**** Given records

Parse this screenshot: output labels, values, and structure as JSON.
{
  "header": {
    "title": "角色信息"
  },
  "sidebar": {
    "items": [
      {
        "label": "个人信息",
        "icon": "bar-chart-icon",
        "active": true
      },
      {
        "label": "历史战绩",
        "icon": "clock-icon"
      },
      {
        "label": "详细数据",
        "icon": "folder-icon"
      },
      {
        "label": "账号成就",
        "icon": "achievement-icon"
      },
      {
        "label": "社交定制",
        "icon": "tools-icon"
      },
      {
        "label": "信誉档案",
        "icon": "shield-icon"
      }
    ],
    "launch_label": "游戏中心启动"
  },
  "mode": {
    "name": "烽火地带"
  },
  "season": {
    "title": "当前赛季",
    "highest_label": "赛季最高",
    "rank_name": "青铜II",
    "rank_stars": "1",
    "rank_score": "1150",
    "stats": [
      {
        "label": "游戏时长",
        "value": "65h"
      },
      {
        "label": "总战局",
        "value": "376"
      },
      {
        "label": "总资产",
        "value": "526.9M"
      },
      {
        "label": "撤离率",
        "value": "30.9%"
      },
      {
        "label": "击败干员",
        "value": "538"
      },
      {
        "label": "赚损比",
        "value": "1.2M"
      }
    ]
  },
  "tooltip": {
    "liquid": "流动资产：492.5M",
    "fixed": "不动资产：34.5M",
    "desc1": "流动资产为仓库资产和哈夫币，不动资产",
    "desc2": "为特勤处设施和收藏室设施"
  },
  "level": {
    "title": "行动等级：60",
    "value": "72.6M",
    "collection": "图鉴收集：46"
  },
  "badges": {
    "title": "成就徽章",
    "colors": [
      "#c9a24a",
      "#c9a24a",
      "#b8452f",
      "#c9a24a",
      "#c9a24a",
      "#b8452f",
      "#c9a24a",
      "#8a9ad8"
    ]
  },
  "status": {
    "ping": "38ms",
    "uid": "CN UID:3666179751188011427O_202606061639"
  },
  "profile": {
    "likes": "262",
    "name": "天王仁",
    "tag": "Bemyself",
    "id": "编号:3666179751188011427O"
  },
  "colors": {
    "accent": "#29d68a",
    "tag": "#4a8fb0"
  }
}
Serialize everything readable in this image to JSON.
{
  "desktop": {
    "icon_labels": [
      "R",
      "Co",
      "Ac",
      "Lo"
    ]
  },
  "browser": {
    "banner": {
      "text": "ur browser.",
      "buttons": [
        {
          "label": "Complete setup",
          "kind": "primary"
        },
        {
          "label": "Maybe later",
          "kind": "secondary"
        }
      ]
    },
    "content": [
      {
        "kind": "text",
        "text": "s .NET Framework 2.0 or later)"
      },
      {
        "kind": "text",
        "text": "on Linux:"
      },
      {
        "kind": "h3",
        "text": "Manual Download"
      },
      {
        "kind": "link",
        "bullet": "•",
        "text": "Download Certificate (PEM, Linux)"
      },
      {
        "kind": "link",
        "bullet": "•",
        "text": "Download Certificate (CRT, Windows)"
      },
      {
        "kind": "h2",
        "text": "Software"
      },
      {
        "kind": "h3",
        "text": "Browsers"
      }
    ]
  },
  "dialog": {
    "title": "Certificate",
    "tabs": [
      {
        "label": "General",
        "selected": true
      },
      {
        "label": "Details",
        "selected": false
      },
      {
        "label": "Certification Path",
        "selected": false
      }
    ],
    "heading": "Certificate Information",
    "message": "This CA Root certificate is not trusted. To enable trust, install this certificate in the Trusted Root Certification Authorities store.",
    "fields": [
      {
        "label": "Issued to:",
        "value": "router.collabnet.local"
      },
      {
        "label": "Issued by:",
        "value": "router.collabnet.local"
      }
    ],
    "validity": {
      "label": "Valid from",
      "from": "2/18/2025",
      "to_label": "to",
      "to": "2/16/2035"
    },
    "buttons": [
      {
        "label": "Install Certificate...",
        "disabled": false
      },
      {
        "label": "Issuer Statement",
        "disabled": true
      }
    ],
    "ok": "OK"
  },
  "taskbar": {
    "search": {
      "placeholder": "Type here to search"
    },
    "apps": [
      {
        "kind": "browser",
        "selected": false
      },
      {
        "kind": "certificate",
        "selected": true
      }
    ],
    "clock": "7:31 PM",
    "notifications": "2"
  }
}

********

Exercise prompt:
Copy out every line of the data above, exactly as given.

Output for this task:
Parse this screenshot: output labels, values, and structure as JSON.
{
  "header": {
    "title": "角色信息"
  },
  "sidebar": {
    "items": [
      {
        "label": "个人信息",
        "icon": "bar-chart-icon",
        "active": true
      },
      {
        "label": "历史战绩",
        "icon": "clock-icon"
      },
      {
        "label": "详细数据",
        "icon": "folder-icon"
      },
      {
        "label": "账号成就",
        "icon": "achievement-icon"
      },
      {
        "label": "社交定制",
        "icon": "tools-icon"
      },
      {
        "label": "信誉档案",
        "icon": "shield-icon"
      }
    ],
    "launch_label": "游戏中心启动"
  },
  "mode": {
    "name": "烽火地带"
  },
  "season": {
    "title": "当前赛季",
    "highest_label": "赛季最高",
    "rank_name": "青铜II",
    "rank_stars": "1",
    "rank_score": "1150",
    "stats": [
      {
        "label": "游戏时长",
        "value": "65h"
      },
      {
        "label": "总战局",
        "value": "376"
      },
      {
        "label": "总资产",
        "value": "526.9M"
      },
      {
        "label": "撤离率",
        "value": "30.9%"
      },
      {
        "label": "击败干员",
        "value": "538"
      },
      {
        "label": "赚损比",
        "value": "1.2M"
      }
    ]
  },
  "tooltip": {
    "liquid": "流动资产：492.5M",
    "fixed": "不动资产：34.5M",
    "desc1": "流动资产为仓库资产和哈夫币，不动资产",
    "desc2": "为特勤处设施和收藏室设施"
  },
  "level": {
    "title": "行动等级：60",
    "value": "72.6M",
    "collection": "图鉴收集：46"
  },
  "badges": {
    "title": "成就徽章",
    "colors": [
      "#c9a24a",
      "#c9a24a",
      "#b8452f",
      "#c9a24a",
      "#c9a24a",
      "#b8452f",
      "#c9a24a",
      "#8a9ad8"
    ]
  },
  "status": {
    "ping": "38ms",
    "uid": "CN UID:3666179751188011427O_202606061639"
  },
  "profile": {
    "likes": "262",
    "name": "天王仁",
    "tag": "Bemyself",
    "id": "编号:3666179751188011427O"
  },
  "colors": {
    "accent": "#29d68a",
    "tag": "#4a8fb0"
  }
}
Serialize everything readable in this image to JSON.
{
  "desktop": {
    "icon_labels": [
      "R",
      "Co",
      "Ac",
      "Lo"
    ]
  },
  "browser": {
    "banner": {
      "text": "ur browser.",
      "buttons": [
        {
          "label": "Complete setup",
          "kind": "primary"
        },
        {
          "label": "Maybe later",
          "kind": "secondary"
        }
      ]
    },
    "content": [
      {
        "kind": "text",
        "text": "s .NET Framework 2.0 or later)"
      },
      {
        "kind": "text",
        "text": "on Linux:"
      },
      {
        "kind": "h3",
        "text": "Manual Download"
      },
      {
        "kind": "link",
        "bullet": "•",
        "text": "Download Certificate (PEM, Linux)"
      },
      {
        "kind": "link",
        "bullet": "•",
        "text": "Download Certificate (CRT, Windows)"
      },
      {
        "kind": "h2",
        "text": "Software"
      },
      {
        "kind": "h3",
        "text": "Browsers"
      }
    ]
  },
  "dialog": {
    "title": "Certificate",
    "tabs": [
      {
        "label": "General",
        "selected": true
      },
      {
        "label": "Details",
        "selected": false
      },
      {
        "label": "Certification Path",
        "selected": false
      }
    ],
    "heading": "Certificate Information",
    "message": "This CA Root certificate is not trusted. To enable trust, install this certificate in the Trusted Root Certification Authorities store.",
    "fields": [
      {
        "label": "Issued to:",
        "value": "router.collabnet.local"
      },
      {
        "label": "Issued by:",
        "value": "router.collabnet.local"
      }
    ],
    "validity": {
      "label": "Valid from",
      "from": "2/18/2025",
      "to_label": "to",
      "to": "2/16/2035"
    },
    "buttons": [
      {
        "label": "Install Certificate...",
        "disabled": false
      },
      {
        "label": "Issuer Statement",
        "disabled": true
      }
    ],
    "ok": "OK"
  },
  "taskbar": {
    "search": {
      "placeholder": "Type here to search"
    },
    "apps": [
      {
        "kind": "browser",
        "selected": false
      },
      {
        "kind": "certificate",
        "selected": true
      }
    ],
    "clock": "7:31 PM",
    "notifications": "2"
  }
}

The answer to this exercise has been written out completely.